--- Entries shown ---

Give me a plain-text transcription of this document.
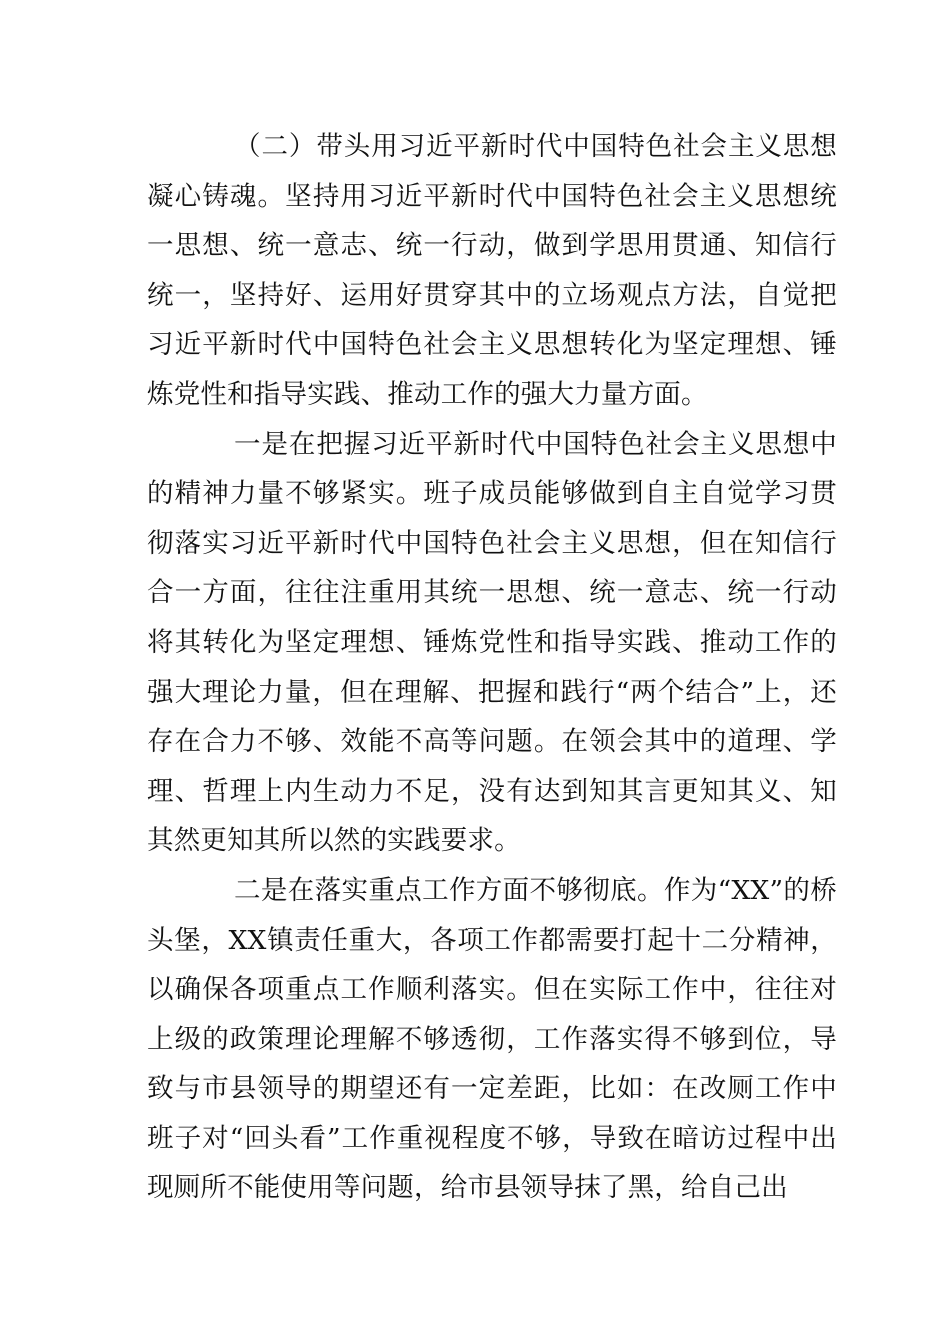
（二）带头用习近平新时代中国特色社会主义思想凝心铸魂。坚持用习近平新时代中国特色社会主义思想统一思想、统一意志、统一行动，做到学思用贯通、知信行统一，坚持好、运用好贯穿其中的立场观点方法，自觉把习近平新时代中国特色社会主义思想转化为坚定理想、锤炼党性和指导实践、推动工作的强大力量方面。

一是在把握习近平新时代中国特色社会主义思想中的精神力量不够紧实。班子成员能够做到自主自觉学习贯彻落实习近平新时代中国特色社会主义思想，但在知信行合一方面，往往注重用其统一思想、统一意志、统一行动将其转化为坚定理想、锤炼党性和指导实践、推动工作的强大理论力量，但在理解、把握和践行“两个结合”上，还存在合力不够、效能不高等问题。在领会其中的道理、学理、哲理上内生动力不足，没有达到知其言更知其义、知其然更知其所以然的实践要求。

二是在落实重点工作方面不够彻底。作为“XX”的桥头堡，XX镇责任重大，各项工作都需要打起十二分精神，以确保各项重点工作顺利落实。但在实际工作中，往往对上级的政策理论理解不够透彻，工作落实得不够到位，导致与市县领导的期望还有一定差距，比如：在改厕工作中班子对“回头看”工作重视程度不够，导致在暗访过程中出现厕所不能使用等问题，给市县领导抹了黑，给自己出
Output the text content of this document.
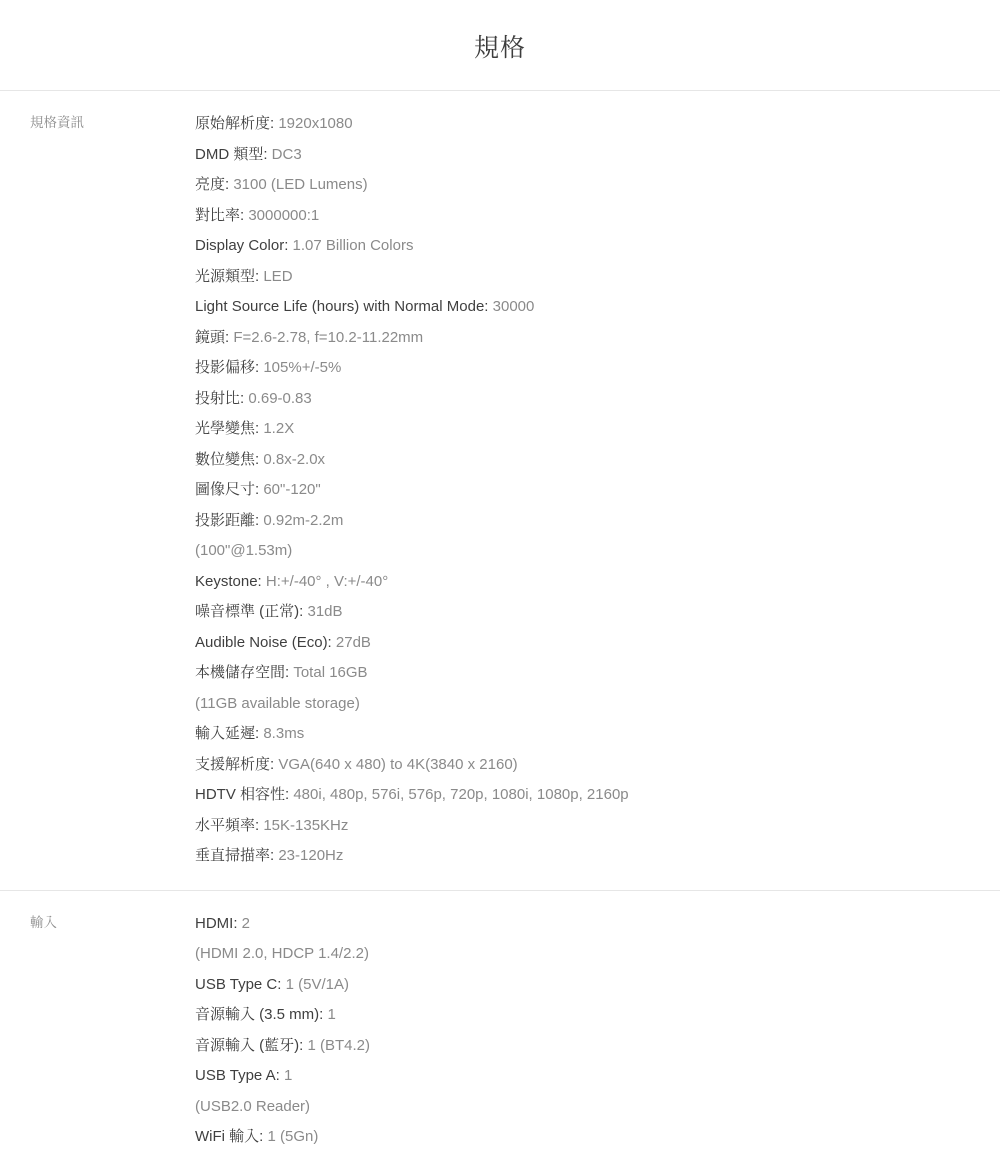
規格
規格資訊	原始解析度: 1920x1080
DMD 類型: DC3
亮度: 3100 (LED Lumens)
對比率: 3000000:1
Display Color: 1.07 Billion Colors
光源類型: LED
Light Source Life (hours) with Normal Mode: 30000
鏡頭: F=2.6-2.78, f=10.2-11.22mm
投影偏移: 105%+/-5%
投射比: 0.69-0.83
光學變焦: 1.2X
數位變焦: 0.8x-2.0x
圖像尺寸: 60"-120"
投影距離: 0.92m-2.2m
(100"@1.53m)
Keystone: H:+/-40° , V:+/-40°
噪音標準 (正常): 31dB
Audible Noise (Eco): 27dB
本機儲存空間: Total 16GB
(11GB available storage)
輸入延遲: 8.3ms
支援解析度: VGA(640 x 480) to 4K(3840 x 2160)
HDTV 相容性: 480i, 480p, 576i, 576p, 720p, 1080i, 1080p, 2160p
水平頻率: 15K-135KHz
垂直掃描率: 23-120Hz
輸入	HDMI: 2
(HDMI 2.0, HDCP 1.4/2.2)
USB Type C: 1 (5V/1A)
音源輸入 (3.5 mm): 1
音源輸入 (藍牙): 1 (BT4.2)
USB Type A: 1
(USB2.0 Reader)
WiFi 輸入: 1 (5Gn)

---

== What this task involves ==
Copy every line in the entries above that has the string "text" in it.

== Result of the exercise ==
Give me a plain-text transcription of this document.
Output the text content of this document.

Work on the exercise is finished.